◆ **Aim**
Copy out all the records, word for word.

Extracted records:
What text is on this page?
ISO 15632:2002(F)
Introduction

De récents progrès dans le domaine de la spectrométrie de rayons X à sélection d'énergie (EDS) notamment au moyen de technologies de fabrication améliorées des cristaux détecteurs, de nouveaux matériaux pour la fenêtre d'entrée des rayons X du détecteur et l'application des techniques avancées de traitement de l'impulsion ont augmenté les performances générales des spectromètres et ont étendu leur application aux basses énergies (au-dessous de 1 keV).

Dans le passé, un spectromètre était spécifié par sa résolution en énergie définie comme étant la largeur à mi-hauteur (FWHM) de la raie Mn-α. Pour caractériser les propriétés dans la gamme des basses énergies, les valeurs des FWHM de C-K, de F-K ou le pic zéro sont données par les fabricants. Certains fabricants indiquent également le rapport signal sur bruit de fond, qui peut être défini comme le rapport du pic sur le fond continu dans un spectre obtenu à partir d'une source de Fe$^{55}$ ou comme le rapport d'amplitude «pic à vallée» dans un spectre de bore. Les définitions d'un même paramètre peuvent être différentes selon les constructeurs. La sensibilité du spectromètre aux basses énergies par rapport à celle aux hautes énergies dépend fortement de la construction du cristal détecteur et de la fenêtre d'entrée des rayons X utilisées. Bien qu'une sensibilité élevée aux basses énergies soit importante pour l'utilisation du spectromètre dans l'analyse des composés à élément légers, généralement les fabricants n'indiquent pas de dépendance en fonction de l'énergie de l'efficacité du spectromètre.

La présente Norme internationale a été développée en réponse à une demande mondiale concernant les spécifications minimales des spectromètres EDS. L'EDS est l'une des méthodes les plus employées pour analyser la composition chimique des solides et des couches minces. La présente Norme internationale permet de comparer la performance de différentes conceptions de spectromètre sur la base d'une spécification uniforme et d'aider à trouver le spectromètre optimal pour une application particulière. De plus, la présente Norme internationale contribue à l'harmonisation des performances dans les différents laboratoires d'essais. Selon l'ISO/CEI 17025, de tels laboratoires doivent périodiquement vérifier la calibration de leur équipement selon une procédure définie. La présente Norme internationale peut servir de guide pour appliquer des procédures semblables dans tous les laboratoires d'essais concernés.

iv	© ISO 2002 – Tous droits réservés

◆ **Exercise solution**
What text is on this page?
ISO 15632:2002(F)
Introduction

De récents progrès dans le domaine de la spectrométrie de rayons X à sélection d'énergie (EDS) notamment au moyen de technologies de fabrication améliorées des cristaux détecteurs, de nouveaux matériaux pour la fenêtre d'entrée des rayons X du détecteur et l'application des techniques avancées de traitement de l'impulsion ont augmenté les performances générales des spectromètres et ont étendu leur application aux basses énergies (au-dessous de 1 keV).

Dans le passé, un spectromètre était spécifié par sa résolution en énergie définie comme étant la largeur à mi-hauteur (FWHM) de la raie Mn-α. Pour caractériser les propriétés dans la gamme des basses énergies, les valeurs des FWHM de C-K, de F-K ou le pic zéro sont données par les fabricants. Certains fabricants indiquent également le rapport signal sur bruit de fond, qui peut être défini comme le rapport du pic sur le fond continu dans un spectre obtenu à partir d'une source de Fe$^{55}$ ou comme le rapport d'amplitude «pic à vallée» dans un spectre de bore. Les définitions d'un même paramètre peuvent être différentes selon les constructeurs. La sensibilité du spectromètre aux basses énergies par rapport à celle aux hautes énergies dépend fortement de la construction du cristal détecteur et de la fenêtre d'entrée des rayons X utilisées. Bien qu'une sensibilité élevée aux basses énergies soit importante pour l'utilisation du spectromètre dans l'analyse des composés à élément légers, généralement les fabricants n'indiquent pas de dépendance en fonction de l'énergie de l'efficacité du spectromètre.

La présente Norme internationale a été développée en réponse à une demande mondiale concernant les spécifications minimales des spectromètres EDS. L'EDS est l'une des méthodes les plus employées pour analyser la composition chimique des solides et des couches minces. La présente Norme internationale permet de comparer la performance de différentes conceptions de spectromètre sur la base d'une spécification uniforme et d'aider à trouver le spectromètre optimal pour une application particulière. De plus, la présente Norme internationale contribue à l'harmonisation des performances dans les différents laboratoires d'essais. Selon l'ISO/CEI 17025, de tels laboratoires doivent périodiquement vérifier la calibration de leur équipement selon une procédure définie. La présente Norme internationale peut servir de guide pour appliquer des procédures semblables dans tous les laboratoires d'essais concernés.

iv	© ISO 2002 – Tous droits réservés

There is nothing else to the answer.